- The problem
Print the listing below in its entirety, character for character.

- Lines of data
____
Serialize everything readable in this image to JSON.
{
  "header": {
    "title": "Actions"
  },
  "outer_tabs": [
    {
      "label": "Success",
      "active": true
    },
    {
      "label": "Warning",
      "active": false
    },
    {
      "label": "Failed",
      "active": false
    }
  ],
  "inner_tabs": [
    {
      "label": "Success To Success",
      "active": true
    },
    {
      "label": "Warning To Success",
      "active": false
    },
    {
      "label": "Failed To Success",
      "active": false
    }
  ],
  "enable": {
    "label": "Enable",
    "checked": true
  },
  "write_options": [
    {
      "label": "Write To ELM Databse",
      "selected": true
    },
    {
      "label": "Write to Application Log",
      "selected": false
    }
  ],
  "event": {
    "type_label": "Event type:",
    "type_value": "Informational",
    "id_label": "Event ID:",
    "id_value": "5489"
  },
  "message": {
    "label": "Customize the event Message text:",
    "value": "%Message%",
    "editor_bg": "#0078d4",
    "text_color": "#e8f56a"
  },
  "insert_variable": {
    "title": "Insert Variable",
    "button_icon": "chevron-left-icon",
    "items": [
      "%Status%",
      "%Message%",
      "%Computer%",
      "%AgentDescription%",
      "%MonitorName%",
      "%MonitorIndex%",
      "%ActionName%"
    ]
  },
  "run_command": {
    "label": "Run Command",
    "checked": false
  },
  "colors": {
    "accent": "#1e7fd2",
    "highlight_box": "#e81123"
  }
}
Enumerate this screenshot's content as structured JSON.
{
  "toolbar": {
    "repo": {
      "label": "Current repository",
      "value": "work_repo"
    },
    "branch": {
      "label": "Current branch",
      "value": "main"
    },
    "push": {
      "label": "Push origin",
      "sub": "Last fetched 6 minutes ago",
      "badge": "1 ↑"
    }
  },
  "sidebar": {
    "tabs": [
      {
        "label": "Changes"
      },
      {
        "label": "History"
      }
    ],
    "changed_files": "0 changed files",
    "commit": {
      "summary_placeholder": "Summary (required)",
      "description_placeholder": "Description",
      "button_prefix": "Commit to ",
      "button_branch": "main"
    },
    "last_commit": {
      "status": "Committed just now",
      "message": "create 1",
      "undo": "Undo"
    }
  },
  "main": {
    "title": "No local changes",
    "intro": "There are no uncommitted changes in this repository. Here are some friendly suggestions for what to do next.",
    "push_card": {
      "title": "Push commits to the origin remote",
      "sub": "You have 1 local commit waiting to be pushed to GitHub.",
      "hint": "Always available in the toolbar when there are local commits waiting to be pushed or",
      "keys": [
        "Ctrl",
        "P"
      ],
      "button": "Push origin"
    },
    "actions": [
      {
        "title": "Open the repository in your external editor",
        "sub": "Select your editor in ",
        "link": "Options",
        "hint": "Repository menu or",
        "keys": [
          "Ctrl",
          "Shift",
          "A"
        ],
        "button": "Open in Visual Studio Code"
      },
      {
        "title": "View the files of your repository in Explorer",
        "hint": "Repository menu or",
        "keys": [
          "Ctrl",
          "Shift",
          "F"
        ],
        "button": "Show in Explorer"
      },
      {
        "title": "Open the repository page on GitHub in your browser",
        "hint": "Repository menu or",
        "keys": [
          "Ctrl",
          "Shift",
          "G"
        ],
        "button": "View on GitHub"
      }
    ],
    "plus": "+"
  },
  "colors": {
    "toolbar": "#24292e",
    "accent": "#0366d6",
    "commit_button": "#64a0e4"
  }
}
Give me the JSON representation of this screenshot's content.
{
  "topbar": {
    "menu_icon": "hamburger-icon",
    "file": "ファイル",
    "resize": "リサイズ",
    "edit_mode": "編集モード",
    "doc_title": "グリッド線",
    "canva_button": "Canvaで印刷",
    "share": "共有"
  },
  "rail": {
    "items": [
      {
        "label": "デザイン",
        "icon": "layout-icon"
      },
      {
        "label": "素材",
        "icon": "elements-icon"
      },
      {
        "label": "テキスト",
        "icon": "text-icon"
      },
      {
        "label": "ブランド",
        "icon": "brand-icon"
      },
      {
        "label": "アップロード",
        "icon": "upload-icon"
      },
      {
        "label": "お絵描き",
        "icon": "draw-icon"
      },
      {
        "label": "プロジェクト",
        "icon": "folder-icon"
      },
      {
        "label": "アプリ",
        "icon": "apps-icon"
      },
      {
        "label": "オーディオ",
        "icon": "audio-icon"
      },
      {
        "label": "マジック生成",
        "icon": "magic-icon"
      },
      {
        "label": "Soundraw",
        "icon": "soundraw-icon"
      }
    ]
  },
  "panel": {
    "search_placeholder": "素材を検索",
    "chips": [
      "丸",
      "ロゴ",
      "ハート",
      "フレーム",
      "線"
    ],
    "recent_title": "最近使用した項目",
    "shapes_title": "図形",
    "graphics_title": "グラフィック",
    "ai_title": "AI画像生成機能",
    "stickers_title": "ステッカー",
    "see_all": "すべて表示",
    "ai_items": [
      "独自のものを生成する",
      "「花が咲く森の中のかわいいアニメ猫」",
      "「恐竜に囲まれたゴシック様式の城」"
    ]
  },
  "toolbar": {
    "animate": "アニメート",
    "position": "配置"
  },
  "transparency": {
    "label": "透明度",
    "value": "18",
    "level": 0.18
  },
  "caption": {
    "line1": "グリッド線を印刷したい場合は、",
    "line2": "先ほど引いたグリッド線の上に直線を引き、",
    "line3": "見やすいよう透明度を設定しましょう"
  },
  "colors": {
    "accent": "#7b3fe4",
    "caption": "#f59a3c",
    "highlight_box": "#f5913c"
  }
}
____
- Response
Serialize everything readable in this image to JSON.
{
  "header": {
    "title": "Actions"
  },
  "outer_tabs": [
    {
      "label": "Success",
      "active": true
    },
    {
      "label": "Warning",
      "active": false
    },
    {
      "label": "Failed",
      "active": false
    }
  ],
  "inner_tabs": [
    {
      "label": "Success To Success",
      "active": true
    },
    {
      "label": "Warning To Success",
      "active": false
    },
    {
      "label": "Failed To Success",
      "active": false
    }
  ],
  "enable": {
    "label": "Enable",
    "checked": true
  },
  "write_options": [
    {
      "label": "Write To ELM Databse",
      "selected": true
    },
    {
      "label": "Write to Application Log",
      "selected": false
    }
  ],
  "event": {
    "type_label": "Event type:",
    "type_value": "Informational",
    "id_label": "Event ID:",
    "id_value": "5489"
  },
  "message": {
    "label": "Customize the event Message text:",
    "value": "%Message%",
    "editor_bg": "#0078d4",
    "text_color": "#e8f56a"
  },
  "insert_variable": {
    "title": "Insert Variable",
    "button_icon": "chevron-left-icon",
    "items": [
      "%Status%",
      "%Message%",
      "%Computer%",
      "%AgentDescription%",
      "%MonitorName%",
      "%MonitorIndex%",
      "%ActionName%"
    ]
  },
  "run_command": {
    "label": "Run Command",
    "checked": false
  },
  "colors": {
    "accent": "#1e7fd2",
    "highlight_box": "#e81123"
  }
}
Enumerate this screenshot's content as structured JSON.
{
  "toolbar": {
    "repo": {
      "label": "Current repository",
      "value": "work_repo"
    },
    "branch": {
      "label": "Current branch",
      "value": "main"
    },
    "push": {
      "label": "Push origin",
      "sub": "Last fetched 6 minutes ago",
      "badge": "1 ↑"
    }
  },
  "sidebar": {
    "tabs": [
      {
        "label": "Changes"
      },
      {
        "label": "History"
      }
    ],
    "changed_files": "0 changed files",
    "commit": {
      "summary_placeholder": "Summary (required)",
      "description_placeholder": "Description",
      "button_prefix": "Commit to ",
      "button_branch": "main"
    },
    "last_commit": {
      "status": "Committed just now",
      "message": "create 1",
      "undo": "Undo"
    }
  },
  "main": {
    "title": "No local changes",
    "intro": "There are no uncommitted changes in this repository. Here are some friendly suggestions for what to do next.",
    "push_card": {
      "title": "Push commits to the origin remote",
      "sub": "You have 1 local commit waiting to be pushed to GitHub.",
      "hint": "Always available in the toolbar when there are local commits waiting to be pushed or",
      "keys": [
        "Ctrl",
        "P"
      ],
      "button": "Push origin"
    },
    "actions": [
      {
        "title": "Open the repository in your external editor",
        "sub": "Select your editor in ",
        "link": "Options",
        "hint": "Repository menu or",
        "keys": [
          "Ctrl",
          "Shift",
          "A"
        ],
        "button": "Open in Visual Studio Code"
      },
      {
        "title": "View the files of your repository in Explorer",
        "hint": "Repository menu or",
        "keys": [
          "Ctrl",
          "Shift",
          "F"
        ],
        "button": "Show in Explorer"
      },
      {
        "title": "Open the repository page on GitHub in your browser",
        "hint": "Repository menu or",
        "keys": [
          "Ctrl",
          "Shift",
          "G"
        ],
        "button": "View on GitHub"
      }
    ],
    "plus": "+"
  },
  "colors": {
    "toolbar": "#24292e",
    "accent": "#0366d6",
    "commit_button": "#64a0e4"
  }
}
Give me the JSON representation of this screenshot's content.
{
  "topbar": {
    "menu_icon": "hamburger-icon",
    "file": "ファイル",
    "resize": "リサイズ",
    "edit_mode": "編集モード",
    "doc_title": "グリッド線",
    "canva_button": "Canvaで印刷",
    "share": "共有"
  },
  "rail": {
    "items": [
      {
        "label": "デザイン",
        "icon": "layout-icon"
      },
      {
        "label": "素材",
        "icon": "elements-icon"
      },
      {
        "label": "テキスト",
        "icon": "text-icon"
      },
      {
        "label": "ブランド",
        "icon": "brand-icon"
      },
      {
        "label": "アップロード",
        "icon": "upload-icon"
      },
      {
        "label": "お絵描き",
        "icon": "draw-icon"
      },
      {
        "label": "プロジェクト",
        "icon": "folder-icon"
      },
      {
        "label": "アプリ",
        "icon": "apps-icon"
      },
      {
        "label": "オーディオ",
        "icon": "audio-icon"
      },
      {
        "label": "マジック生成",
        "icon": "magic-icon"
      },
      {
        "label": "Soundraw",
        "icon": "soundraw-icon"
      }
    ]
  },
  "panel": {
    "search_placeholder": "素材を検索",
    "chips": [
      "丸",
      "ロゴ",
      "ハート",
      "フレーム",
      "線"
    ],
    "recent_title": "最近使用した項目",
    "shapes_title": "図形",
    "graphics_title": "グラフィック",
    "ai_title": "AI画像生成機能",
    "stickers_title": "ステッカー",
    "see_all": "すべて表示",
    "ai_items": [
      "独自のものを生成する",
      "「花が咲く森の中のかわいいアニメ猫」",
      "「恐竜に囲まれたゴシック様式の城」"
    ]
  },
  "toolbar": {
    "animate": "アニメート",
    "position": "配置"
  },
  "transparency": {
    "label": "透明度",
    "value": "18",
    "level": 0.18
  },
  "caption": {
    "line1": "グリッド線を印刷したい場合は、",
    "line2": "先ほど引いたグリッド線の上に直線を引き、",
    "line3": "見やすいよう透明度を設定しましょう"
  },
  "colors": {
    "accent": "#7b3fe4",
    "caption": "#f59a3c",
    "highlight_box": "#f5913c"
  }
}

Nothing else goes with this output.